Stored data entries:
___

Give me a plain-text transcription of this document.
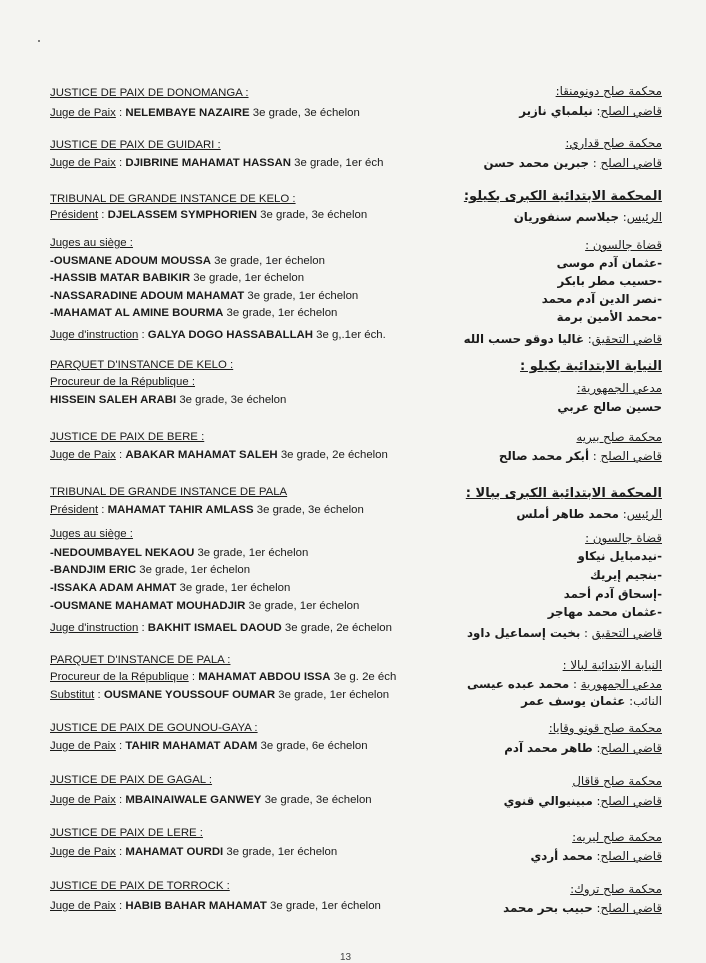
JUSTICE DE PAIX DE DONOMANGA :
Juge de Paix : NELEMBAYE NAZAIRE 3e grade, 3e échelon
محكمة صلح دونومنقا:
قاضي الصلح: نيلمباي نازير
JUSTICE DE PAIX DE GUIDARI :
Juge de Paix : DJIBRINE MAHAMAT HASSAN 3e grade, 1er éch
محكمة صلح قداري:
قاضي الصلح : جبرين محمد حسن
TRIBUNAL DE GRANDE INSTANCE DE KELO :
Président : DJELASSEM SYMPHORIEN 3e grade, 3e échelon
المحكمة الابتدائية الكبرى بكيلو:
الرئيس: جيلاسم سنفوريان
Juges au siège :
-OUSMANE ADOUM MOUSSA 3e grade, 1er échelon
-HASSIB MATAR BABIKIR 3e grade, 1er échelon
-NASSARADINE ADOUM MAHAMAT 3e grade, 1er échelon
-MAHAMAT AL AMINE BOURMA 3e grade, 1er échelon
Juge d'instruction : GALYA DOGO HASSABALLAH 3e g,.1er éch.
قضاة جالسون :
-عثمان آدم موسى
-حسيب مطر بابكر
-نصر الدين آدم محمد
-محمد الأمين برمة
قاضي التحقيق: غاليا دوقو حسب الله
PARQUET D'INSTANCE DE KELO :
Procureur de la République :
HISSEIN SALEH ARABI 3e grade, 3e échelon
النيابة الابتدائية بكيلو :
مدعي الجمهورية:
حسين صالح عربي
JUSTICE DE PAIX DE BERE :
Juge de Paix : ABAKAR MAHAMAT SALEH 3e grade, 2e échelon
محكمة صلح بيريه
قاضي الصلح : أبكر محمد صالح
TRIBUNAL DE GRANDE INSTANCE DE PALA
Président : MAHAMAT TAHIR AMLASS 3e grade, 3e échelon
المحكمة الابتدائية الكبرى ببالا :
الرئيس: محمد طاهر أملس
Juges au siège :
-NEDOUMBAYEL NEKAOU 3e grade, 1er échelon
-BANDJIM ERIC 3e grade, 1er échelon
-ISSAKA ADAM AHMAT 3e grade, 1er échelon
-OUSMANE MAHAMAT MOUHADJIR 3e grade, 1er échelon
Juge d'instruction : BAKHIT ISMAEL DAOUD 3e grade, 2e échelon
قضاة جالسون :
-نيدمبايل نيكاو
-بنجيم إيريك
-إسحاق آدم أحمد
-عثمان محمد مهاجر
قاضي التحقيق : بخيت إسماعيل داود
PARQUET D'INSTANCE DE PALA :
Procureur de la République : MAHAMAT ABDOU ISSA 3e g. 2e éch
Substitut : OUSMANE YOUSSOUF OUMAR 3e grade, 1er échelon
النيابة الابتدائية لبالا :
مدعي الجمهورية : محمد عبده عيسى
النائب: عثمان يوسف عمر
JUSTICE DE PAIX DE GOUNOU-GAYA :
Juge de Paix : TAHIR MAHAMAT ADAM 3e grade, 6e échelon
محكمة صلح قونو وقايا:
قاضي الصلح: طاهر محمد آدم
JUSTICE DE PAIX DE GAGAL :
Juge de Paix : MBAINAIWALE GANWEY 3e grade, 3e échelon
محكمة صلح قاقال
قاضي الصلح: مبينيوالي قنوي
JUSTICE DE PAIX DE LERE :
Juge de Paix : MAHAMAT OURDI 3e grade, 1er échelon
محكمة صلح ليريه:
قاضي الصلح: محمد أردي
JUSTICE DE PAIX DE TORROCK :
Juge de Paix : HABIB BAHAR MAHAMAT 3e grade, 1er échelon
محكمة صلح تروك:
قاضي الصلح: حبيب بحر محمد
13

___

Repeat the listing in full and exactly. Leave any pictures out.

Give me a plain-text transcription of this document.
JUSTICE DE PAIX DE DONOMANGA :
Juge de Paix : NELEMBAYE NAZAIRE 3e grade, 3e échelon
محكمة صلح دونومنقا:
قاضي الصلح: نيلمباي نازير
JUSTICE DE PAIX DE GUIDARI :
Juge de Paix : DJIBRINE MAHAMAT HASSAN 3e grade, 1er éch
محكمة صلح قداري:
قاضي الصلح : جبرين محمد حسن
TRIBUNAL DE GRANDE INSTANCE DE KELO :
Président : DJELASSEM SYMPHORIEN 3e grade, 3e échelon
المحكمة الابتدائية الكبرى بكيلو:
الرئيس: جيلاسم سنفوريان
Juges au siège :
-OUSMANE ADOUM MOUSSA 3e grade, 1er échelon
-HASSIB MATAR BABIKIR 3e grade, 1er échelon
-NASSARADINE ADOUM MAHAMAT 3e grade, 1er échelon
-MAHAMAT AL AMINE BOURMA 3e grade, 1er échelon
Juge d'instruction : GALYA DOGO HASSABALLAH 3e g,.1er éch.
قضاة جالسون :
-عثمان آدم موسى
-حسيب مطر بابكر
-نصر الدين آدم محمد
-محمد الأمين برمة
قاضي التحقيق: غاليا دوقو حسب الله
PARQUET D'INSTANCE DE KELO :
Procureur de la République :
HISSEIN SALEH ARABI 3e grade, 3e échelon
النيابة الابتدائية بكيلو :
مدعي الجمهورية:
حسين صالح عربي
JUSTICE DE PAIX DE BERE :
Juge de Paix : ABAKAR MAHAMAT SALEH 3e grade, 2e échelon
محكمة صلح بيريه
قاضي الصلح : أبكر محمد صالح
TRIBUNAL DE GRANDE INSTANCE DE PALA
Président : MAHAMAT TAHIR AMLASS 3e grade, 3e échelon
المحكمة الابتدائية الكبرى ببالا :
الرئيس: محمد طاهر أملس
Juges au siège :
-NEDOUMBAYEL NEKAOU 3e grade, 1er échelon
-BANDJIM ERIC 3e grade, 1er échelon
-ISSAKA ADAM AHMAT 3e grade, 1er échelon
-OUSMANE MAHAMAT MOUHADJIR 3e grade, 1er échelon
Juge d'instruction : BAKHIT ISMAEL DAOUD 3e grade, 2e échelon
قضاة جالسون :
-نيدمبايل نيكاو
-بنجيم إيريك
-إسحاق آدم أحمد
-عثمان محمد مهاجر
قاضي التحقيق : بخيت إسماعيل داود
PARQUET D'INSTANCE DE PALA :
Procureur de la République : MAHAMAT ABDOU ISSA 3e g. 2e éch
Substitut : OUSMANE YOUSSOUF OUMAR 3e grade, 1er échelon
النيابة الابتدائية لبالا :
مدعي الجمهورية : محمد عبده عيسى
النائب: عثمان يوسف عمر
JUSTICE DE PAIX DE GOUNOU-GAYA :
Juge de Paix : TAHIR MAHAMAT ADAM 3e grade, 6e échelon
محكمة صلح قونو وقايا:
قاضي الصلح: طاهر محمد آدم
JUSTICE DE PAIX DE GAGAL :
Juge de Paix : MBAINAIWALE GANWEY 3e grade, 3e échelon
محكمة صلح قاقال
قاضي الصلح: مبينيوالي قنوي
JUSTICE DE PAIX DE LERE :
Juge de Paix : MAHAMAT OURDI 3e grade, 1er échelon
محكمة صلح ليريه:
قاضي الصلح: محمد أردي
JUSTICE DE PAIX DE TORROCK :
Juge de Paix : HABIB BAHAR MAHAMAT 3e grade, 1er échelon
محكمة صلح تروك:
قاضي الصلح: حبيب بحر محمد
13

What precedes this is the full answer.